### Work to do:
Report every line below that holds the word "title".

A run of records
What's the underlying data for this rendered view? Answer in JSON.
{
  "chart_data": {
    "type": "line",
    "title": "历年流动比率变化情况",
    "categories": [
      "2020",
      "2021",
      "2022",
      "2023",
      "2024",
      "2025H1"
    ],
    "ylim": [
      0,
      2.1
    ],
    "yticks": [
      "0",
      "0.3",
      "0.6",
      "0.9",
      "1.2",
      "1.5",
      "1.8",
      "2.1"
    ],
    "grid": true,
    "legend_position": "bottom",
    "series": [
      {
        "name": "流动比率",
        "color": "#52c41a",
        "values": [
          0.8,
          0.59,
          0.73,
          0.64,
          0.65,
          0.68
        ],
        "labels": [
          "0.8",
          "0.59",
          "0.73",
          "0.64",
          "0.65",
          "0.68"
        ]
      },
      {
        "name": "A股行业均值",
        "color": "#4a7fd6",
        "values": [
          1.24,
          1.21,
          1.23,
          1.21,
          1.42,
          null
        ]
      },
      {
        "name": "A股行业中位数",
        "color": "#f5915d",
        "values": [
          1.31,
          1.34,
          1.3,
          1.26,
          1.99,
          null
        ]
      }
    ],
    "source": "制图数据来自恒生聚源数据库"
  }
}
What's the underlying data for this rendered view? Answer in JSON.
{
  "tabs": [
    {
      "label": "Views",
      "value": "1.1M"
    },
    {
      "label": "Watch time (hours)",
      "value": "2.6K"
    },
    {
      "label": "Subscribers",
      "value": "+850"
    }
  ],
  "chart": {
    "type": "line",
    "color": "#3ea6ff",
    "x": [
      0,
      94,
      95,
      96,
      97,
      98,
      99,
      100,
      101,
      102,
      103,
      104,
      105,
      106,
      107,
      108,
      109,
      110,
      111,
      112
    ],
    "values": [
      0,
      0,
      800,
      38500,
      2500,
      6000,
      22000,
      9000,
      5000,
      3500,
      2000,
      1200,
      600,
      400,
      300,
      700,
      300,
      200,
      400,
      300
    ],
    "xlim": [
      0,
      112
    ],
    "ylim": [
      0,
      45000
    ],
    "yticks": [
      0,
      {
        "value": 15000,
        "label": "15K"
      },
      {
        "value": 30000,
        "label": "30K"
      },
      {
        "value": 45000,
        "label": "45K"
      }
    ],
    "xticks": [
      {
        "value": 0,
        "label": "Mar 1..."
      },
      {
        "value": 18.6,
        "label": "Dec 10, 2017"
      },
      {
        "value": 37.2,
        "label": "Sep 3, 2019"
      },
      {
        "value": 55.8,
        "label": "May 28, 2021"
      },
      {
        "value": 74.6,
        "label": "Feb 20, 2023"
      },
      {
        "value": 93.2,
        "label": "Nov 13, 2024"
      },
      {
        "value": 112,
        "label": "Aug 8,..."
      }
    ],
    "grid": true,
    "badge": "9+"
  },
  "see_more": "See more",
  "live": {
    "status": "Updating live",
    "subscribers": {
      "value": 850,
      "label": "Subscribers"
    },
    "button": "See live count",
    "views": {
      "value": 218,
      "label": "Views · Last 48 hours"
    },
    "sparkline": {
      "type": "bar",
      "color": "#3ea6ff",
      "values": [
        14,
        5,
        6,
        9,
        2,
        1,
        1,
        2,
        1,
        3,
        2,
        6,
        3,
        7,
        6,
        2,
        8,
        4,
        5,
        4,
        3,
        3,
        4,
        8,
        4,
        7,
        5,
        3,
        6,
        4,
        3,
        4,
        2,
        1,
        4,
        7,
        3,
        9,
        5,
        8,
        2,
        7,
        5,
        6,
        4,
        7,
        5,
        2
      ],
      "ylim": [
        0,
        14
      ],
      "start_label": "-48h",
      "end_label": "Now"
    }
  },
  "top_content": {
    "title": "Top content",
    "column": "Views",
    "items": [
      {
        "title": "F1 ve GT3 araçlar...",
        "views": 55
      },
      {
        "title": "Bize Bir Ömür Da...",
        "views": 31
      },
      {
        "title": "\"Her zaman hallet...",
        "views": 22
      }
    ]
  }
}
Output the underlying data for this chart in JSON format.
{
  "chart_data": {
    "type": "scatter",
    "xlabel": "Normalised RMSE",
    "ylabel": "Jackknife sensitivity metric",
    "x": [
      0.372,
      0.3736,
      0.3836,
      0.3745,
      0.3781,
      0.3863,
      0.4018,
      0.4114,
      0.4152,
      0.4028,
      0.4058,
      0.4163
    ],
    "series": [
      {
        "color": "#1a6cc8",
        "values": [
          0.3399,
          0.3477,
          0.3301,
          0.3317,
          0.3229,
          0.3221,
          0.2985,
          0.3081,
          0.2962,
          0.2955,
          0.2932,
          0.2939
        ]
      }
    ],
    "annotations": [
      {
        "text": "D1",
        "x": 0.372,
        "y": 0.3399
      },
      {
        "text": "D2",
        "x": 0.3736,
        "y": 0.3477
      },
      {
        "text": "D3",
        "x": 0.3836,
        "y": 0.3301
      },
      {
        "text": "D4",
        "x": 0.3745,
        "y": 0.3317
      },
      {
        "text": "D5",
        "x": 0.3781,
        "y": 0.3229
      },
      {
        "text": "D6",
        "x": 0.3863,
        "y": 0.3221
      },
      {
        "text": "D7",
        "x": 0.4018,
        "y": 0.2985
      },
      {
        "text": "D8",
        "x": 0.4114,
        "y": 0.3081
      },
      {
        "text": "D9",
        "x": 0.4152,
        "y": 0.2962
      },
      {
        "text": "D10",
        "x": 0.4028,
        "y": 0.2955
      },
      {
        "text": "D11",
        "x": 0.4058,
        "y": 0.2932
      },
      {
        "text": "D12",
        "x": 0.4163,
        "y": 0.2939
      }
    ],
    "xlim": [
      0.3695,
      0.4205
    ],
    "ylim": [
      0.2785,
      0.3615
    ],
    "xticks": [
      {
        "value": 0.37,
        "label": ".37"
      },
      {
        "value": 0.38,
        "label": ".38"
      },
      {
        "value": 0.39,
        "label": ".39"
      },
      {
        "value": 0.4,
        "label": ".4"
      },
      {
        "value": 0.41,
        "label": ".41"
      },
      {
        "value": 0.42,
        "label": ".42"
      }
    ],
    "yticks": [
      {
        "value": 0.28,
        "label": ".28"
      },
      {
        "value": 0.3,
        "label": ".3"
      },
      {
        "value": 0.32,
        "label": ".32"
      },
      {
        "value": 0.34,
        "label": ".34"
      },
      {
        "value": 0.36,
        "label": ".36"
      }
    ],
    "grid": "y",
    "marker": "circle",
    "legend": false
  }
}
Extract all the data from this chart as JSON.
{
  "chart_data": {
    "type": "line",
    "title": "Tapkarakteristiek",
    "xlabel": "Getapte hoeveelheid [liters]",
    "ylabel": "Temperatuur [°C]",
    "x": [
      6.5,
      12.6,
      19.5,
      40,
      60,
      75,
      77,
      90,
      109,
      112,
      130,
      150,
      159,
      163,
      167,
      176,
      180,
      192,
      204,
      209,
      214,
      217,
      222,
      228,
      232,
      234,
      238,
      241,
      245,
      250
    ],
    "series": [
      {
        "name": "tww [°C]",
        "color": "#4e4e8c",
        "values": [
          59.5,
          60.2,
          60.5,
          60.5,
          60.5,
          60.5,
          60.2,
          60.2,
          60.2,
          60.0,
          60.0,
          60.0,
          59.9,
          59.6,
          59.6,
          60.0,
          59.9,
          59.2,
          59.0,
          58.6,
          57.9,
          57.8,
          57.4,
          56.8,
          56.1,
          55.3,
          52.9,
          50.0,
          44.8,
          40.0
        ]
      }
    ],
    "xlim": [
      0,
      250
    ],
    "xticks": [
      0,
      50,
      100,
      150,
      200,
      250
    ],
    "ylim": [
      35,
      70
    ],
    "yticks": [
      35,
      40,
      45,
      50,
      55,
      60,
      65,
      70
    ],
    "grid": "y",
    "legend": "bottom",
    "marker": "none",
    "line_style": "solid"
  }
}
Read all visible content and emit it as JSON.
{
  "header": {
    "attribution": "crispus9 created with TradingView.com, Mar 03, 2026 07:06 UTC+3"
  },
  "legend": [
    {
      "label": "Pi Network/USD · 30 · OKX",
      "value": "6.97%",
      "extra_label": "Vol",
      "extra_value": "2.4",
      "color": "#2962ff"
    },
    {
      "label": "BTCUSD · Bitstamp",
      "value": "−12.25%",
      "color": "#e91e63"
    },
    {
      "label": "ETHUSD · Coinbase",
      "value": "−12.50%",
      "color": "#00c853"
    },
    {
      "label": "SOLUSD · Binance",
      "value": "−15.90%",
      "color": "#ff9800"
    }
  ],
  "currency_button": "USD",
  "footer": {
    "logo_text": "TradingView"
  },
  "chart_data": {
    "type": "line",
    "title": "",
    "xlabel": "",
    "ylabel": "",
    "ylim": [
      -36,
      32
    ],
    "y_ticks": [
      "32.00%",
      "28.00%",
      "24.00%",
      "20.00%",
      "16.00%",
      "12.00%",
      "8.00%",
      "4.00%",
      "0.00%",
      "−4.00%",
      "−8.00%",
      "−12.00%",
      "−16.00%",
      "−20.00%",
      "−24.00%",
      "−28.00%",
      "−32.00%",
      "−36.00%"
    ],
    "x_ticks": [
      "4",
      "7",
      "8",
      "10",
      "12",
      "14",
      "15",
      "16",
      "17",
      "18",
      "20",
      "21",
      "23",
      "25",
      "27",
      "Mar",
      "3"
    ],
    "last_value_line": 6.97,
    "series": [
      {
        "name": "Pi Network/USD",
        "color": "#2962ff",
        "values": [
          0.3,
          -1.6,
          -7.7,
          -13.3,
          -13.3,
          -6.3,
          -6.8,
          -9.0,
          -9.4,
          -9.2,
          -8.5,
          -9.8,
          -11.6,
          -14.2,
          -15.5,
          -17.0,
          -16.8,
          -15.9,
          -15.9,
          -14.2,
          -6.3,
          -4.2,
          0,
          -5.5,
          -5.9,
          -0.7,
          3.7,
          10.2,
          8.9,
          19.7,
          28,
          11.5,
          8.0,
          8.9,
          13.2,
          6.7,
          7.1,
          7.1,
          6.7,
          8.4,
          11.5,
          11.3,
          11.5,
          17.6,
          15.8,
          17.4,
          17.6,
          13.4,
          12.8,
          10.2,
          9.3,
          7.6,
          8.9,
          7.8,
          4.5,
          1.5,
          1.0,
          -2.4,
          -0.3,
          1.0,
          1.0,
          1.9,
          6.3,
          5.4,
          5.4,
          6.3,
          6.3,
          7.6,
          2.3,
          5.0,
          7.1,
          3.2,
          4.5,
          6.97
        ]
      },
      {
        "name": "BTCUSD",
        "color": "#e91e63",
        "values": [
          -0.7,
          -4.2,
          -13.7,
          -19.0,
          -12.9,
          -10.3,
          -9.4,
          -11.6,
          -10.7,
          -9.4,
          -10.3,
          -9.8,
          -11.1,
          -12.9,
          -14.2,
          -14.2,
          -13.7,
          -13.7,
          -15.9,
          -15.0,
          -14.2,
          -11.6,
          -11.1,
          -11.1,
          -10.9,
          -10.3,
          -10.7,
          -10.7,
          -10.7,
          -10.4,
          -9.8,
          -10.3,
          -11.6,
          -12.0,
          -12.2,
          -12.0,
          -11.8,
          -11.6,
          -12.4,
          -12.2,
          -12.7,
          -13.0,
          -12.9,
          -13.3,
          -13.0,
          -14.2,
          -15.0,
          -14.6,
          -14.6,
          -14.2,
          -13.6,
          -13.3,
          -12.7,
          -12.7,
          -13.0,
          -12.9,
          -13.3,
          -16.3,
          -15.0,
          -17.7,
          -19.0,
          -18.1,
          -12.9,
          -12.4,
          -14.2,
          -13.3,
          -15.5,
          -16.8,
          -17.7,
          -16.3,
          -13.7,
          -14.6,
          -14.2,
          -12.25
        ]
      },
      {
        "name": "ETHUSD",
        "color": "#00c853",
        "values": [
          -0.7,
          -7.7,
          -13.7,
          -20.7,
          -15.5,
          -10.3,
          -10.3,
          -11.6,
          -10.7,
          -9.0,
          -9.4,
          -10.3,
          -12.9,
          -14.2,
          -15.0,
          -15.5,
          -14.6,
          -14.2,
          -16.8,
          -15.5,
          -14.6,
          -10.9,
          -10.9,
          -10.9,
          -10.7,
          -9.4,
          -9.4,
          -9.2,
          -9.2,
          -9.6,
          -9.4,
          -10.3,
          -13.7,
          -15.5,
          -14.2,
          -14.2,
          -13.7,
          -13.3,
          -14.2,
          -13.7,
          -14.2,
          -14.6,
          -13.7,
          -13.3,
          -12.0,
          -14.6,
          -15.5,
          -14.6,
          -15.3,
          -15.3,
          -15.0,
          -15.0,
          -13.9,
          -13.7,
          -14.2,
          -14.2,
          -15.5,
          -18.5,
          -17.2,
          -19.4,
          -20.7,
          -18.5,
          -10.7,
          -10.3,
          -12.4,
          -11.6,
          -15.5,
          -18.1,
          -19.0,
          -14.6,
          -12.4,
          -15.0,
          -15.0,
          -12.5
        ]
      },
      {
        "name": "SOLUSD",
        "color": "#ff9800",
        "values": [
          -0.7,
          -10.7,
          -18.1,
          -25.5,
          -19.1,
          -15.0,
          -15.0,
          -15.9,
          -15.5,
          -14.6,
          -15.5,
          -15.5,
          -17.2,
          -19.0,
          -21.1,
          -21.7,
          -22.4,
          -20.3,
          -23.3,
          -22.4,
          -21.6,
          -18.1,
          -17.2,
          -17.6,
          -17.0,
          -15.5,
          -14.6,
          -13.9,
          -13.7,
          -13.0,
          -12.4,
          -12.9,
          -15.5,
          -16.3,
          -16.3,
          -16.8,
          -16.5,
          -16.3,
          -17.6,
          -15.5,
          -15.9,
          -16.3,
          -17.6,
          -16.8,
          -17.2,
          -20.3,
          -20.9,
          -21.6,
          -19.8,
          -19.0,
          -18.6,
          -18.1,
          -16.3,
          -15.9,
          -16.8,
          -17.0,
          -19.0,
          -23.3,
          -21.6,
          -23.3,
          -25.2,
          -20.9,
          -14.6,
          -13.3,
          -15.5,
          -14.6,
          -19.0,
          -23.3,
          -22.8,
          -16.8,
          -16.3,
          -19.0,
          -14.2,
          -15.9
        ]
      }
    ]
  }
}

### Exercise output:
    "title": "历年流动比率变化情况",
    "title": "Top content",
        "title": "F1 ve GT3 araçlar...",
        "title": "Bize Bir Ömür Da...",
        "title": "\"Her zaman hallet...",
    "title": "Tapkarakteristiek",
    "title": "",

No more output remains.